_THE RECORDS_.

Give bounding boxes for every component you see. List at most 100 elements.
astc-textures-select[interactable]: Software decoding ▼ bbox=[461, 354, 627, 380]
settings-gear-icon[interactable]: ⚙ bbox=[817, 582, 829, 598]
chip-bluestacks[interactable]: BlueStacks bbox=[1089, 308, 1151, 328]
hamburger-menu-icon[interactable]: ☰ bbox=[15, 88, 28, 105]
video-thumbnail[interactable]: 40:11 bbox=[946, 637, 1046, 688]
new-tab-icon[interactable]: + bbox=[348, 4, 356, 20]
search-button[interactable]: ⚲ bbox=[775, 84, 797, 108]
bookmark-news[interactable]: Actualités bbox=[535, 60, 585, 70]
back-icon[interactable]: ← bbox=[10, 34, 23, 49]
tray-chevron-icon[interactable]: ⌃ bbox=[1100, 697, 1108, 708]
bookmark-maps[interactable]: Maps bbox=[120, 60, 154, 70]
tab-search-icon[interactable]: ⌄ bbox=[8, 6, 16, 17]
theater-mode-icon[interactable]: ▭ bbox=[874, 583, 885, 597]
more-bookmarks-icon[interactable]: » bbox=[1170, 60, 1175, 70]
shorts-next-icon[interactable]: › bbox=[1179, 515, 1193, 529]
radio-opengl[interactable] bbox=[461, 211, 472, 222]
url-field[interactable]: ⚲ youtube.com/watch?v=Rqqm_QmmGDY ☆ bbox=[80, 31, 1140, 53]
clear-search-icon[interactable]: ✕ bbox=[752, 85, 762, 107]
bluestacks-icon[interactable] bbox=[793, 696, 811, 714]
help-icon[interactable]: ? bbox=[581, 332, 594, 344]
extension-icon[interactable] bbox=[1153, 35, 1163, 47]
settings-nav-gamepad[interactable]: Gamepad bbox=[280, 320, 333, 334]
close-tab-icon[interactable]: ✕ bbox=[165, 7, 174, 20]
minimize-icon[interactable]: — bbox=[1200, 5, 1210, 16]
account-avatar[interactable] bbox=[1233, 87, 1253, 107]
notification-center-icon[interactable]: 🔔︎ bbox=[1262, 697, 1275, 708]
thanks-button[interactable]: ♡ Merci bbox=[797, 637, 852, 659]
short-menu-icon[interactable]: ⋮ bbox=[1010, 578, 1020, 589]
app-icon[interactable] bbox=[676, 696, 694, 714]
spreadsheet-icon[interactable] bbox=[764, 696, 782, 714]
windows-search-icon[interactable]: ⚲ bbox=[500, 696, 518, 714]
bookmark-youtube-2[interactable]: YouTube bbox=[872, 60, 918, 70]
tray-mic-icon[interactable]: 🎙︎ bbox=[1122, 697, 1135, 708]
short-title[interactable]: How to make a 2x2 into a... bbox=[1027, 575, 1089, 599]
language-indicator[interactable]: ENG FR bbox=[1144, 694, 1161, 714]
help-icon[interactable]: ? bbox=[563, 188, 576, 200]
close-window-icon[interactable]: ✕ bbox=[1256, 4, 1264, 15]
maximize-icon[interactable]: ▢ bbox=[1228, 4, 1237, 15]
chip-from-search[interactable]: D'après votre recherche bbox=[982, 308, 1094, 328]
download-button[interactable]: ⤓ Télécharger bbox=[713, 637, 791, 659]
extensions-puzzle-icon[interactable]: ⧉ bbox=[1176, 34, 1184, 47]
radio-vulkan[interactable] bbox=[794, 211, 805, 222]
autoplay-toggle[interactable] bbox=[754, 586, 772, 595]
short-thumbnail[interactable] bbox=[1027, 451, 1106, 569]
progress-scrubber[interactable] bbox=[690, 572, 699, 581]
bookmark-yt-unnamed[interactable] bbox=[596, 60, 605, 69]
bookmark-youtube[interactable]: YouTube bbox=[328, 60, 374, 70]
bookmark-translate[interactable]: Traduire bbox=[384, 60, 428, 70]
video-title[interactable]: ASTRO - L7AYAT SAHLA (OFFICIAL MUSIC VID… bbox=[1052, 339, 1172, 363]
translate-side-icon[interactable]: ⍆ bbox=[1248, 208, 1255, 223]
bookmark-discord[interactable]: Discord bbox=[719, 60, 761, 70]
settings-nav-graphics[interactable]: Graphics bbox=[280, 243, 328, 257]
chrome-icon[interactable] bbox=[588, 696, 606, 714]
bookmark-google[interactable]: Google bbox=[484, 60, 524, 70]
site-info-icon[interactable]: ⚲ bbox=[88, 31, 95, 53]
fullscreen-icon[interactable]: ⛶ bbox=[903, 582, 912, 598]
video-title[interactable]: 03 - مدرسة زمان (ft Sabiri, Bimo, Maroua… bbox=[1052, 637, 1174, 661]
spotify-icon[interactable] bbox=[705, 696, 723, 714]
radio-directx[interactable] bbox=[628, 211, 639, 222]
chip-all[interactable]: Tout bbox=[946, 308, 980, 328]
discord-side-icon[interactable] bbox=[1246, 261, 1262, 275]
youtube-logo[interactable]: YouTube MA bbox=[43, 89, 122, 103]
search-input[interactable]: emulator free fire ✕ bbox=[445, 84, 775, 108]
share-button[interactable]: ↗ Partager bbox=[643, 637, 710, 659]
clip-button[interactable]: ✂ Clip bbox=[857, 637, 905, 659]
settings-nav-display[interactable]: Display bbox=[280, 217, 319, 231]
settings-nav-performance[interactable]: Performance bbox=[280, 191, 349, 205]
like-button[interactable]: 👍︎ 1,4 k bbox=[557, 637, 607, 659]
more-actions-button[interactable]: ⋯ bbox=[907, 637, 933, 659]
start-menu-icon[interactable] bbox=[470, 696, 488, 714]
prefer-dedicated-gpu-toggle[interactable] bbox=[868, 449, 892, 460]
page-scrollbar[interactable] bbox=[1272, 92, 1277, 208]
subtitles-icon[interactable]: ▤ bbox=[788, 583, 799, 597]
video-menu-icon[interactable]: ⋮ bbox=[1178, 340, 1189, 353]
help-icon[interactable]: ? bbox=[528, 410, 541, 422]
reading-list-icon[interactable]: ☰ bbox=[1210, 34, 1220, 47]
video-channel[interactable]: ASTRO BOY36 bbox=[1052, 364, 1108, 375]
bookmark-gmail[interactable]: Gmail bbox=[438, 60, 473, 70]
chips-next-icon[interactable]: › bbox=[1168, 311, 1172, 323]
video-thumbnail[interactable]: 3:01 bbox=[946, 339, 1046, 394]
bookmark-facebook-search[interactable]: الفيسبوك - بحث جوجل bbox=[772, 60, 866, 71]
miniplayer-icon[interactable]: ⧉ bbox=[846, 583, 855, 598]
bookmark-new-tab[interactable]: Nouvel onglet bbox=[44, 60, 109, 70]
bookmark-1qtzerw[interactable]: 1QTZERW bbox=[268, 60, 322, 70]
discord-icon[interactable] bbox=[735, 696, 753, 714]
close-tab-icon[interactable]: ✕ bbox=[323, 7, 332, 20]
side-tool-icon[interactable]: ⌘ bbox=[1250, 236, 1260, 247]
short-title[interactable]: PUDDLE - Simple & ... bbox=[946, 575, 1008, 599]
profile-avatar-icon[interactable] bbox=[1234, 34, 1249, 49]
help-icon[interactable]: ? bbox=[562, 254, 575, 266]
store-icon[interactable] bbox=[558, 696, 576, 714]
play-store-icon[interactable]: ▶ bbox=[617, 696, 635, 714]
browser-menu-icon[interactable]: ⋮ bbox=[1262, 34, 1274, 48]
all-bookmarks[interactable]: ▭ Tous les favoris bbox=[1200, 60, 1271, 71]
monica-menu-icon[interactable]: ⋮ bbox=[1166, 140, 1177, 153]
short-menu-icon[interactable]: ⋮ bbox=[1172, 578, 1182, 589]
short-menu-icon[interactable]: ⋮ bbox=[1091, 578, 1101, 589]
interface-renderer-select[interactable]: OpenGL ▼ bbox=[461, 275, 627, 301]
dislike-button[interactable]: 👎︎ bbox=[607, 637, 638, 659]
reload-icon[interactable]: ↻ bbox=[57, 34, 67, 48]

_TASK STATEMENT_. Transcribe the data word for word from its first line through the line containing "video-thumbnail[interactable]: 40:11 bbox=[946, 637, 1046, 688]", including both of those lines.

_TASK RESULT_.
Give bounding boxes for every component you see. List at most 100 elements.
astc-textures-select[interactable]: Software decoding ▼ bbox=[461, 354, 627, 380]
settings-gear-icon[interactable]: ⚙ bbox=[817, 582, 829, 598]
chip-bluestacks[interactable]: BlueStacks bbox=[1089, 308, 1151, 328]
hamburger-menu-icon[interactable]: ☰ bbox=[15, 88, 28, 105]
video-thumbnail[interactable]: 40:11 bbox=[946, 637, 1046, 688]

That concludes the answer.